-- BEGIN --

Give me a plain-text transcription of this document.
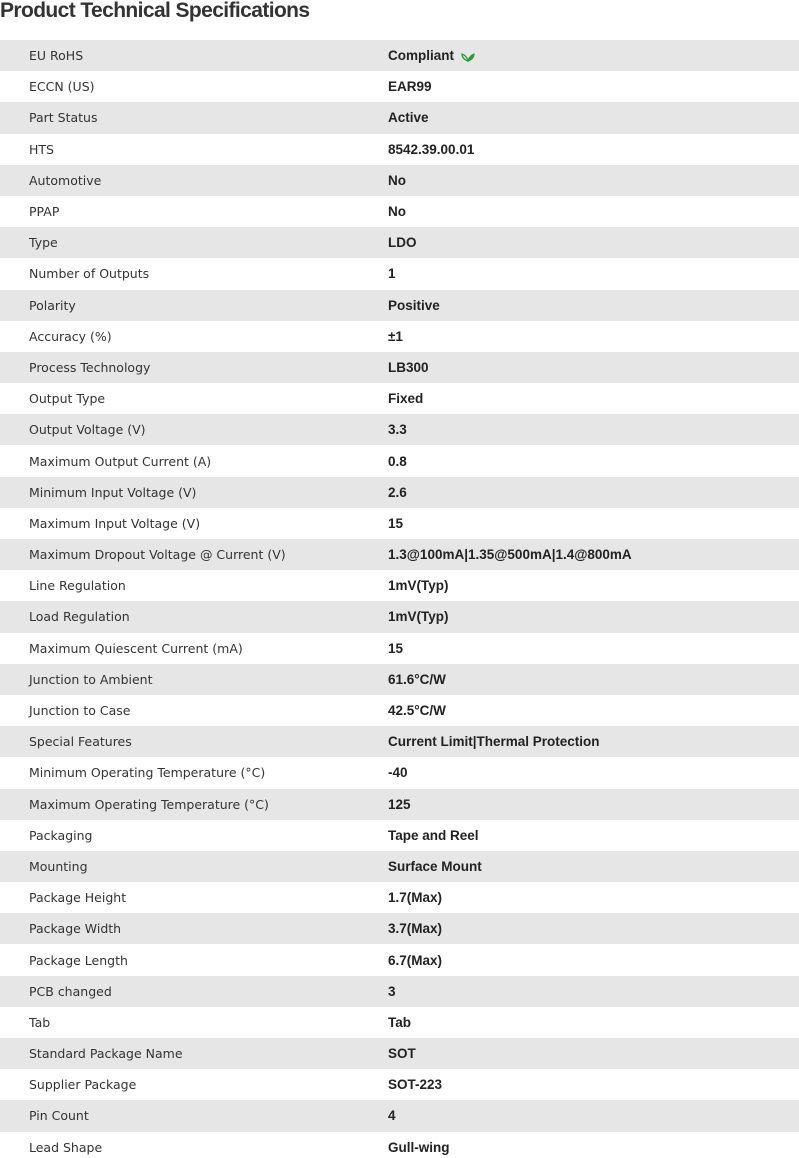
Product Technical Specifications
EU RoHS	Compliant
ECCN (US)	EAR99
Part Status	Active
HTS	8542.39.00.01
Automotive	No
PPAP	No
Type	LDO
Number of Outputs	1
Polarity	Positive
Accuracy (%)	±1
Process Technology	LB300
Output Type	Fixed
Output Voltage (V)	3.3
Maximum Output Current (A)	0.8
Minimum Input Voltage (V)	2.6
Maximum Input Voltage (V)	15
Maximum Dropout Voltage @ Current (V)	1.3@100mA|1.35@500mA|1.4@800mA
Line Regulation	1mV(Typ)
Load Regulation	1mV(Typ)
Maximum Quiescent Current (mA)	15
Junction to Ambient	61.6°C/W
Junction to Case	42.5°C/W
Special Features	Current Limit|Thermal Protection
Minimum Operating Temperature (°C)	-40
Maximum Operating Temperature (°C)	125
Packaging	Tape and Reel
Mounting	Surface Mount
Package Height	1.7(Max)
Package Width	3.7(Max)
Package Length	6.7(Max)
PCB changed	3
Tab	Tab
Standard Package Name	SOT
Supplier Package	SOT-223
Pin Count	4
Lead Shape	Gull-wing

-- END --

What needs to be done
Pictures don't belong in the copy. Transcribe every record exactly as it appears.

Solution to the exercise
Give me a plain-text transcription of this document.
Product Technical Specifications
EU RoHS	Compliant
ECCN (US)	EAR99
Part Status	Active
HTS	8542.39.00.01
Automotive	No
PPAP	No
Type	LDO
Number of Outputs	1
Polarity	Positive
Accuracy (%)	±1
Process Technology	LB300
Output Type	Fixed
Output Voltage (V)	3.3
Maximum Output Current (A)	0.8
Minimum Input Voltage (V)	2.6
Maximum Input Voltage (V)	15
Maximum Dropout Voltage @ Current (V)	1.3@100mA|1.35@500mA|1.4@800mA
Line Regulation	1mV(Typ)
Load Regulation	1mV(Typ)
Maximum Quiescent Current (mA)	15
Junction to Ambient	61.6°C/W
Junction to Case	42.5°C/W
Special Features	Current Limit|Thermal Protection
Minimum Operating Temperature (°C)	-40
Maximum Operating Temperature (°C)	125
Packaging	Tape and Reel
Mounting	Surface Mount
Package Height	1.7(Max)
Package Width	3.7(Max)
Package Length	6.7(Max)
PCB changed	3
Tab	Tab
Standard Package Name	SOT
Supplier Package	SOT-223
Pin Count	4
Lead Shape	Gull-wing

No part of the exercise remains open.